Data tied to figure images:

☆ ☆ ☆

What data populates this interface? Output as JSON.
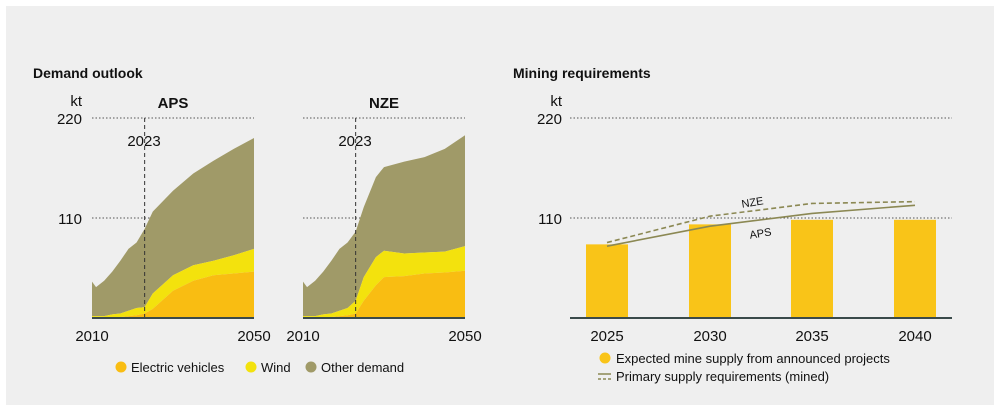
{
  "chart_data": [
    {
      "type": "area",
      "title": "Demand outlook",
      "unit": "kt",
      "panels": [
        {
          "name": "APS",
          "x": [
            2010,
            2011,
            2013,
            2015,
            2017,
            2019,
            2021,
            2023,
            2025,
            2030,
            2035,
            2040,
            2045,
            2050
          ],
          "series": [
            {
              "name": "Electric vehicles",
              "values": [
                0,
                0,
                0,
                1,
                1,
                2,
                3,
                5,
                10,
                30,
                41,
                47,
                49,
                51
              ]
            },
            {
              "name": "Wind",
              "values": [
                2,
                2,
                2,
                3,
                4,
                6,
                8,
                7,
                17,
                17,
                17,
                16,
                20,
                25
              ]
            },
            {
              "name": "Other demand",
              "values": [
                38,
                32,
                39,
                47,
                58,
                68,
                72,
                86,
                90,
                93,
                101,
                110,
                117,
                122
              ]
            }
          ]
        },
        {
          "name": "NZE",
          "x": [
            2010,
            2011,
            2013,
            2015,
            2017,
            2019,
            2021,
            2023,
            2025,
            2028,
            2030,
            2035,
            2040,
            2045,
            2050
          ],
          "series": [
            {
              "name": "Electric vehicles",
              "values": [
                0,
                0,
                0,
                1,
                1,
                2,
                3,
                5,
                19,
                36,
                45,
                46,
                49,
                50,
                52
              ]
            },
            {
              "name": "Wind",
              "values": [
                2,
                2,
                2,
                3,
                4,
                6,
                8,
                14,
                26,
                31,
                29,
                25,
                23,
                23,
                27
              ]
            },
            {
              "name": "Other demand",
              "values": [
                38,
                32,
                39,
                47,
                58,
                68,
                72,
                76,
                77,
                88,
                92,
                101,
                105,
                113,
                122
              ]
            }
          ]
        }
      ],
      "x_tick_labels": [
        "2010",
        "2050"
      ],
      "y_ticks": [
        110,
        220
      ],
      "y_tick_labels": [
        "110",
        "220"
      ],
      "ylim": [
        0,
        220
      ],
      "xlim": [
        2010,
        2050
      ],
      "annotation": "2023",
      "annotation_x": 2023,
      "legend": [
        "Electric vehicles",
        "Wind",
        "Other demand"
      ],
      "legend_position": "bottom",
      "grid": "dotted horizontal at 110 and 220"
    },
    {
      "type": "bar",
      "title": "Mining requirements",
      "unit": "kt",
      "categories": [
        "2025",
        "2030",
        "2035",
        "2040"
      ],
      "bars": {
        "name": "Expected mine supply from announced projects",
        "values": [
          81,
          103,
          108,
          108
        ]
      },
      "lines": [
        {
          "name": "APS",
          "style": "solid",
          "values": [
            79,
            101,
            115,
            124
          ]
        },
        {
          "name": "NZE",
          "style": "dashed",
          "values": [
            83,
            112,
            126,
            128
          ]
        }
      ],
      "line_legend": "Primary supply requirements (mined)",
      "y_ticks": [
        110,
        220
      ],
      "y_tick_labels": [
        "110",
        "220"
      ],
      "ylim": [
        0,
        220
      ],
      "legend_position": "bottom",
      "grid": "dotted horizontal at 110 and 220"
    }
  ],
  "colors": {
    "background": "#efefef",
    "electric_vehicles": "#f9bd12",
    "wind": "#f3e20d",
    "other_demand": "#a09a68",
    "bars": "#f9c418",
    "lines": "#8b8853",
    "axis": "#3a4a4a"
  }
}
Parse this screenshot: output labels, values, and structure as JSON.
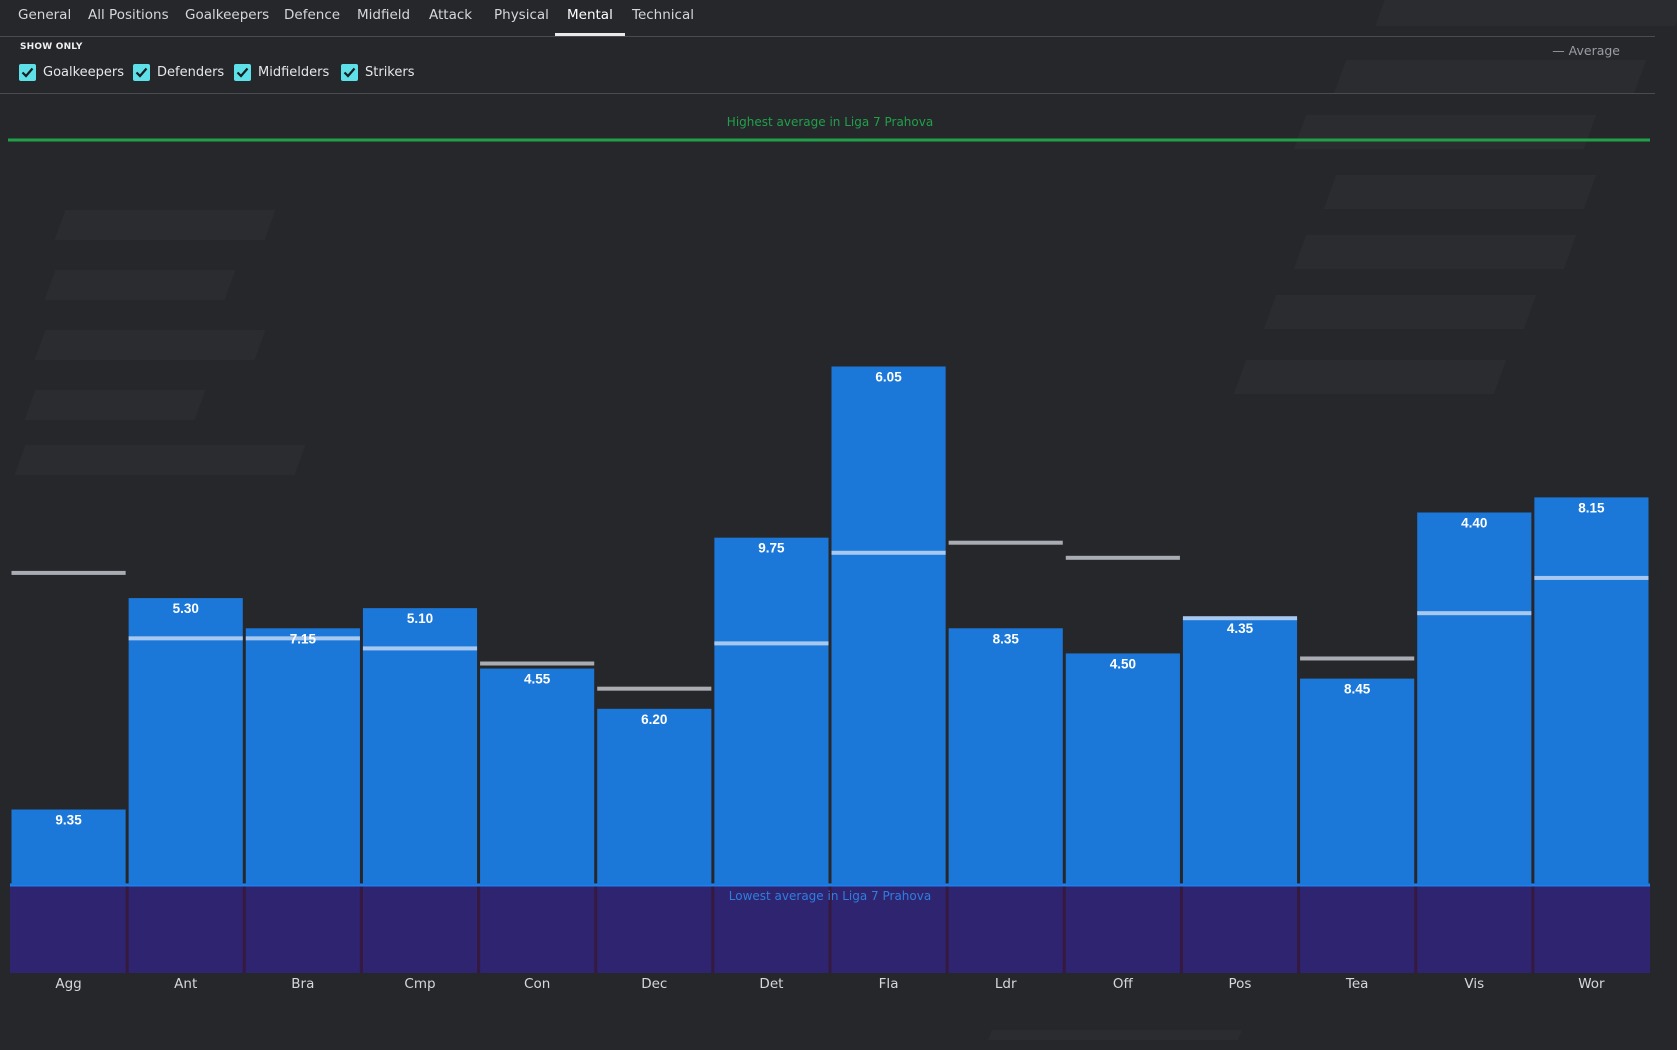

☆ ☆ ☆

* GOAL
Determine how many of the lines above hold the word "title", and output that number by itself.

* RESPONSE
2